━━━━━ Stored records ━━━━━
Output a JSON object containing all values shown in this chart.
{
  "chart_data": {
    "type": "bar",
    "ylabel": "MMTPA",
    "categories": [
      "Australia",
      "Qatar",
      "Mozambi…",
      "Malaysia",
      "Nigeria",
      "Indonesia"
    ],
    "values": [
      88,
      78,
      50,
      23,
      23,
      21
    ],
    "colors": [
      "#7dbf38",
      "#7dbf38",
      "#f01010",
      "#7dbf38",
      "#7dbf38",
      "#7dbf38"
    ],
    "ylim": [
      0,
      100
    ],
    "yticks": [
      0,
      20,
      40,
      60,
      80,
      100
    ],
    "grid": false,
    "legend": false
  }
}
━━━━━
Work instructions: Each line of the material above needs to be quoted exactly, please.

Correct output:
Output a JSON object containing all values shown in this chart.
{
  "chart_data": {
    "type": "bar",
    "ylabel": "MMTPA",
    "categories": [
      "Australia",
      "Qatar",
      "Mozambi…",
      "Malaysia",
      "Nigeria",
      "Indonesia"
    ],
    "values": [
      88,
      78,
      50,
      23,
      23,
      21
    ],
    "colors": [
      "#7dbf38",
      "#7dbf38",
      "#f01010",
      "#7dbf38",
      "#7dbf38",
      "#7dbf38"
    ],
    "ylim": [
      0,
      100
    ],
    "yticks": [
      0,
      20,
      40,
      60,
      80,
      100
    ],
    "grid": false,
    "legend": false
  }
}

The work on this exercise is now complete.